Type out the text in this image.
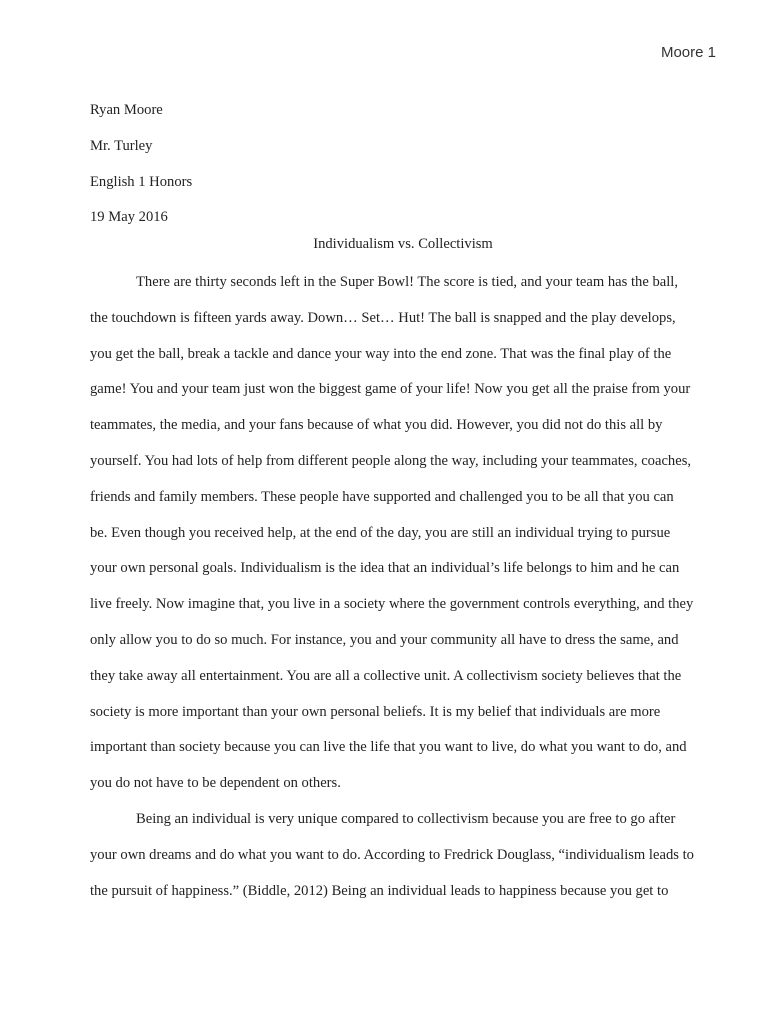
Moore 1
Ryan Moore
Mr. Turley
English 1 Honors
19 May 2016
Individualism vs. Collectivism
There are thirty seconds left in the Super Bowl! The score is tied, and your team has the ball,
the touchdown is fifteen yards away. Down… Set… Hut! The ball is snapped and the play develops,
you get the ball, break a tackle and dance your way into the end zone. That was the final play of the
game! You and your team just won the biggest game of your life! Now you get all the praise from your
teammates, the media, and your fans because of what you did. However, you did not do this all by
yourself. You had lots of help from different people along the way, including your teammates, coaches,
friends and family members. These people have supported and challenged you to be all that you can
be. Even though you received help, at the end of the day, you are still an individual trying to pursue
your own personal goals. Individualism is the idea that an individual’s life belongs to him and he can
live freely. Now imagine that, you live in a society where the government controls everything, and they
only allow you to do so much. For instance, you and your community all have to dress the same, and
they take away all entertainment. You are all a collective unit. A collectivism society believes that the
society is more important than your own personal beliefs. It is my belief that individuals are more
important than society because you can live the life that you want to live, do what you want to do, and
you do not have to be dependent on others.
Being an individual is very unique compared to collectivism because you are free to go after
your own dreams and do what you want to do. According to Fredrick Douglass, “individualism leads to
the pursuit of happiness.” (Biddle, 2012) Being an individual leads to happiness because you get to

★ ★ ★ ★ ★

#### [Set task]
For the listing above, identify each line bearing "personal".

#### [Complete response]
your own personal goals. Individualism is the idea that an individual’s life belongs to him and he can
society is more important than your own personal beliefs. It is my belief that individuals are more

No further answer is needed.